Lines of data
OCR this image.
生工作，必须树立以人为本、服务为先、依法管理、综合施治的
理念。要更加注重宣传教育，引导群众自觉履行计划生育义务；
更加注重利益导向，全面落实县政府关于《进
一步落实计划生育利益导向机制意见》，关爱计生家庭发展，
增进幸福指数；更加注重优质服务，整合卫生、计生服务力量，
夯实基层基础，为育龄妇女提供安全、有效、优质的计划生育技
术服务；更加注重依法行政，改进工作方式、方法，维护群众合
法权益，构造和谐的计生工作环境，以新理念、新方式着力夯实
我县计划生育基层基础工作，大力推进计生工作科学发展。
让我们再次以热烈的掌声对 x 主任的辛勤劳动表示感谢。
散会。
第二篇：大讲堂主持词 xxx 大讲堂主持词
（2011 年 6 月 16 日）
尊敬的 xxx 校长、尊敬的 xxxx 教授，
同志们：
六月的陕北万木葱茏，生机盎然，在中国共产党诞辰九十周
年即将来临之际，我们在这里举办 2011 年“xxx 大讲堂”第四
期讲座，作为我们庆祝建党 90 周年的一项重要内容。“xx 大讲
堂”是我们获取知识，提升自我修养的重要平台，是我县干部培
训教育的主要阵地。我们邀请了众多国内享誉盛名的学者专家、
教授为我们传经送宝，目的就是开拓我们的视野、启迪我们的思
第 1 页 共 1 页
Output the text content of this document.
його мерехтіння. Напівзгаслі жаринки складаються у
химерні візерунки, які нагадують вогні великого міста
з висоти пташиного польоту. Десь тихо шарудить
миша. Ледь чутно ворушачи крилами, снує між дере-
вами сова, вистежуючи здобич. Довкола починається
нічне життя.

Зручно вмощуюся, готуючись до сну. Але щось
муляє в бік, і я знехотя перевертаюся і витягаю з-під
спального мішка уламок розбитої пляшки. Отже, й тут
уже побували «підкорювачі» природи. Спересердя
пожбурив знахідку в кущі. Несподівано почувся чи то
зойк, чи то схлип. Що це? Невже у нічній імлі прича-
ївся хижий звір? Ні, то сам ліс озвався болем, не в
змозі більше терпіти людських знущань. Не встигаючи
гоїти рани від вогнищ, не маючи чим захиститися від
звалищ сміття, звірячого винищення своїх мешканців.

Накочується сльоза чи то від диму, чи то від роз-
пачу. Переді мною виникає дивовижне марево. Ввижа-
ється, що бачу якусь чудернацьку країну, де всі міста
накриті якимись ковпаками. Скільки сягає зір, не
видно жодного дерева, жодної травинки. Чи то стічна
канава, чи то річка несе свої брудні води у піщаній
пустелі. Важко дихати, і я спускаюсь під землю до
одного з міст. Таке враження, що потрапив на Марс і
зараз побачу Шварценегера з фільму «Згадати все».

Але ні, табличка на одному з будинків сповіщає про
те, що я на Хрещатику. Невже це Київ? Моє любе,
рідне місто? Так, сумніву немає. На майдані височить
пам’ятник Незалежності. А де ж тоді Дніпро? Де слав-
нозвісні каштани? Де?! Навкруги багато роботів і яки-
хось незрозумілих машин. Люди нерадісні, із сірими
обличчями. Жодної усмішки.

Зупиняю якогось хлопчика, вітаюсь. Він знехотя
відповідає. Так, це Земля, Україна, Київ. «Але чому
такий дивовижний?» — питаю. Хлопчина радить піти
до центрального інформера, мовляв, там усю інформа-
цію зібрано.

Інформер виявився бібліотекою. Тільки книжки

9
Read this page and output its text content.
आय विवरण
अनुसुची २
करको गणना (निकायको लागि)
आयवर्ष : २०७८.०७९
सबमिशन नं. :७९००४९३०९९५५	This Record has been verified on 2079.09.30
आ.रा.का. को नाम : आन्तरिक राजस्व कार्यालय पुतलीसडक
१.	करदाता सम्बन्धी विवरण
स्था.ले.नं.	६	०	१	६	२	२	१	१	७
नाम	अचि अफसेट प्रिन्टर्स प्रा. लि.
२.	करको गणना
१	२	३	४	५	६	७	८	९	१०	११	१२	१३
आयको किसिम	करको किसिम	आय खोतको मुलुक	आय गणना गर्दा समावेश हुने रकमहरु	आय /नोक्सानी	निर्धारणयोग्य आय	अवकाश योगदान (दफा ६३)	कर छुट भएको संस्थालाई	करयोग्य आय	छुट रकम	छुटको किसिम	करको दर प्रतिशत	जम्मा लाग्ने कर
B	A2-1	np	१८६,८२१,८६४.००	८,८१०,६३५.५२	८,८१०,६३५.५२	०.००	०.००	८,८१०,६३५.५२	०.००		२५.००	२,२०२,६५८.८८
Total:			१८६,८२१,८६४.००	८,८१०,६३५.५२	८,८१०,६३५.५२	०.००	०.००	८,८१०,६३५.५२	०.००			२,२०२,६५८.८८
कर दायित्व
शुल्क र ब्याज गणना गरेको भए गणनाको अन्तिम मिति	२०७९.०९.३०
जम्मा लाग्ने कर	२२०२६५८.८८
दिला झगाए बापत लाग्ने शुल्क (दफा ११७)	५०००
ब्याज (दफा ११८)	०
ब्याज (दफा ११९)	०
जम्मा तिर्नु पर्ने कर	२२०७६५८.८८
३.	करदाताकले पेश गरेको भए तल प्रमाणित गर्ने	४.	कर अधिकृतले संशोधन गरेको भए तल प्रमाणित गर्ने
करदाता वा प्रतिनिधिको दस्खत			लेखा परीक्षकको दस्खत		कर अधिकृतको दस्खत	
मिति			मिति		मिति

EXERCISE REQUIREMENTS
Copy out the whole listing exactly; please set it all down.

ANSWER IN FULL
OCR this image.
生工作，必须树立以人为本、服务为先、依法管理、综合施治的
理念。要更加注重宣传教育，引导群众自觉履行计划生育义务；
更加注重利益导向，全面落实县政府关于《进
一步落实计划生育利益导向机制意见》，关爱计生家庭发展，
增进幸福指数；更加注重优质服务，整合卫生、计生服务力量，
夯实基层基础，为育龄妇女提供安全、有效、优质的计划生育技
术服务；更加注重依法行政，改进工作方式、方法，维护群众合
法权益，构造和谐的计生工作环境，以新理念、新方式着力夯实
我县计划生育基层基础工作，大力推进计生工作科学发展。
让我们再次以热烈的掌声对 x 主任的辛勤劳动表示感谢。
散会。
第二篇：大讲堂主持词 xxx 大讲堂主持词
（2011 年 6 月 16 日）
尊敬的 xxx 校长、尊敬的 xxxx 教授，
同志们：
六月的陕北万木葱茏，生机盎然，在中国共产党诞辰九十周
年即将来临之际，我们在这里举办 2011 年“xxx 大讲堂”第四
期讲座，作为我们庆祝建党 90 周年的一项重要内容。“xx 大讲
堂”是我们获取知识，提升自我修养的重要平台，是我县干部培
训教育的主要阵地。我们邀请了众多国内享誉盛名的学者专家、
教授为我们传经送宝，目的就是开拓我们的视野、启迪我们的思
第 1 页 共 1 页
Output the text content of this document.
його мерехтіння. Напівзгаслі жаринки складаються у
химерні візерунки, які нагадують вогні великого міста
з висоти пташиного польоту. Десь тихо шарудить
миша. Ледь чутно ворушачи крилами, снує між дере-
вами сова, вистежуючи здобич. Довкола починається
нічне життя.

Зручно вмощуюся, готуючись до сну. Але щось
муляє в бік, і я знехотя перевертаюся і витягаю з-під
спального мішка уламок розбитої пляшки. Отже, й тут
уже побували «підкорювачі» природи. Спересердя
пожбурив знахідку в кущі. Несподівано почувся чи то
зойк, чи то схлип. Що це? Невже у нічній імлі прича-
ївся хижий звір? Ні, то сам ліс озвався болем, не в
змозі більше терпіти людських знущань. Не встигаючи
гоїти рани від вогнищ, не маючи чим захиститися від
звалищ сміття, звірячого винищення своїх мешканців.

Накочується сльоза чи то від диму, чи то від роз-
пачу. Переді мною виникає дивовижне марево. Ввижа-
ється, що бачу якусь чудернацьку країну, де всі міста
накриті якимись ковпаками. Скільки сягає зір, не
видно жодного дерева, жодної травинки. Чи то стічна
канава, чи то річка несе свої брудні води у піщаній
пустелі. Важко дихати, і я спускаюсь під землю до
одного з міст. Таке враження, що потрапив на Марс і
зараз побачу Шварценегера з фільму «Згадати все».

Але ні, табличка на одному з будинків сповіщає про
те, що я на Хрещатику. Невже це Київ? Моє любе,
рідне місто? Так, сумніву немає. На майдані височить
пам’ятник Незалежності. А де ж тоді Дніпро? Де слав-
нозвісні каштани? Де?! Навкруги багато роботів і яки-
хось незрозумілих машин. Люди нерадісні, із сірими
обличчями. Жодної усмішки.

Зупиняю якогось хлопчика, вітаюсь. Він знехотя
відповідає. Так, це Земля, Україна, Київ. «Але чому
такий дивовижний?» — питаю. Хлопчина радить піти
до центрального інформера, мовляв, там усю інформа-
цію зібрано.

Інформер виявився бібліотекою. Тільки книжки

9
Read this page and output its text content.
आय विवरण
अनुसुची २
करको गणना (निकायको लागि)
आयवर्ष : २०७८.०७९
सबमिशन नं. :७९००४९३०९९५५	This Record has been verified on 2079.09.30
आ.रा.का. को नाम : आन्तरिक राजस्व कार्यालय पुतलीसडक
१.	करदाता सम्बन्धी विवरण
स्था.ले.नं.	६	०	१	६	२	२	१	१	७
नाम	अचि अफसेट प्रिन्टर्स प्रा. लि.
२.	करको गणना
१	२	३	४	५	६	७	८	९	१०	११	१२	१३
आयको किसिम	करको किसिम	आय खोतको मुलुक	आय गणना गर्दा समावेश हुने रकमहरु	आय /नोक्सानी	निर्धारणयोग्य आय	अवकाश योगदान (दफा ६३)	कर छुट भएको संस्थालाई	करयोग्य आय	छुट रकम	छुटको किसिम	करको दर प्रतिशत	जम्मा लाग्ने कर
B	A2-1	np	१८६,८२१,८६४.००	८,८१०,६३५.५२	८,८१०,६३५.५२	०.००	०.००	८,८१०,६३५.५२	०.००		२५.००	२,२०२,६५८.८८
Total:			१८६,८२१,८६४.००	८,८१०,६३५.५२	८,८१०,६३५.५२	०.००	०.००	८,८१०,६३५.५२	०.००			२,२०२,६५८.८८
कर दायित्व
शुल्क र ब्याज गणना गरेको भए गणनाको अन्तिम मिति	२०७९.०९.३०
जम्मा लाग्ने कर	२२०२६५८.८८
दिला झगाए बापत लाग्ने शुल्क (दफा ११७)	५०००
ब्याज (दफा ११८)	०
ब्याज (दफा ११९)	०
जम्मा तिर्नु पर्ने कर	२२०७६५८.८८
३.	करदाताकले पेश गरेको भए तल प्रमाणित गर्ने	४.	कर अधिकृतले संशोधन गरेको भए तल प्रमाणित गर्ने
करदाता वा प्रतिनिधिको दस्खत			लेखा परीक्षकको दस्खत		कर अधिकृतको दस्खत	
मिति			मिति		मिति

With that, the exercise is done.